- [Written request] Find and copy lines holding "lower".

Stored dataset items
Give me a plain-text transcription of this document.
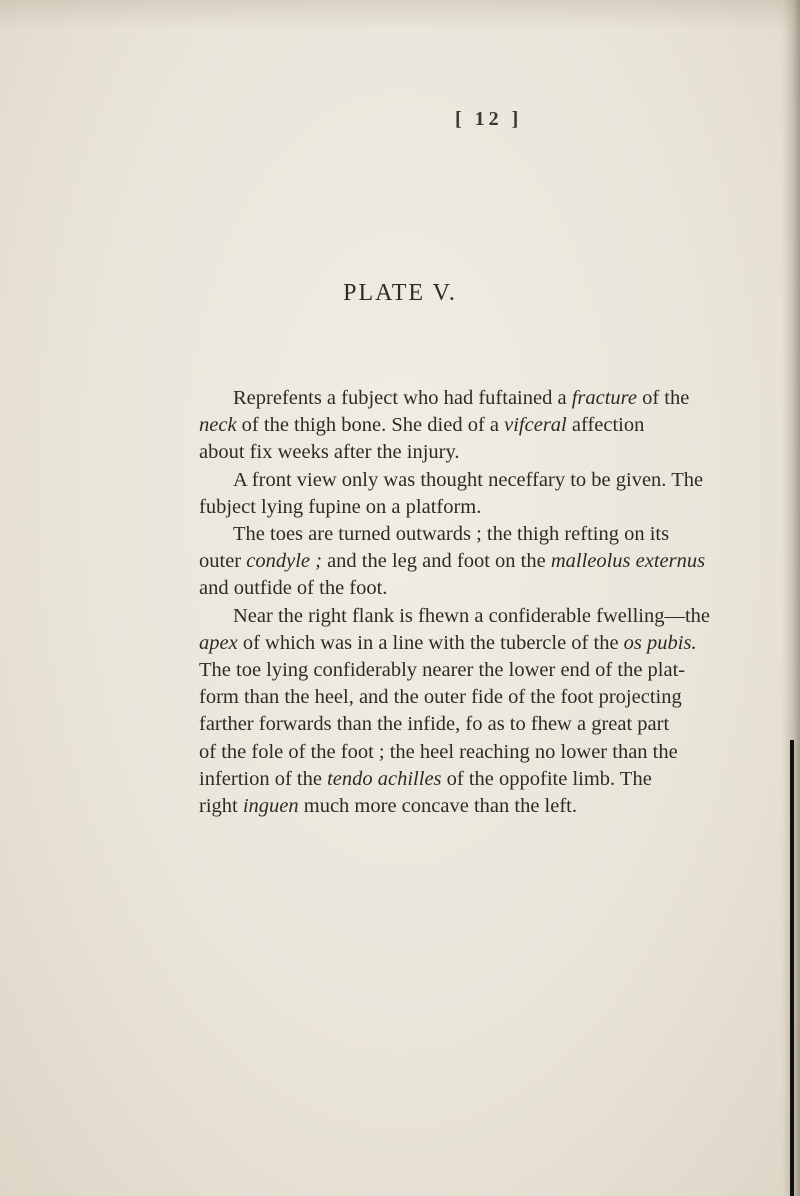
[ 12 ]
PLATE V.
Reprefents a fubject who had fuftained a fracture of the
neck of the thigh bone. She died of a vifceral affection
about fix weeks after the injury.
A front view only was thought neceffary to be given. The
fubject lying fupine on a platform.
The toes are turned outwards ; the thigh refting on its
outer condyle ; and the leg and foot on the malleolus externus
and outfide of the foot.
Near the right flank is fhewn a confiderable fwelling—the
apex of which was in a line with the tubercle of the os pubis.
The toe lying confiderably nearer the lower end of the plat-
form than the heel, and the outer fide of the foot projecting
farther forwards than the infide, fo as to fhew a great part
of the fole of the foot ; the heel reaching no lower than the
infertion of the tendo achilles of the oppofite limb. The
right inguen much more concave than the left.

- [Result below]
The toe lying confiderably nearer the lower end of the plat-
of the fole of the foot ; the heel reaching no lower than the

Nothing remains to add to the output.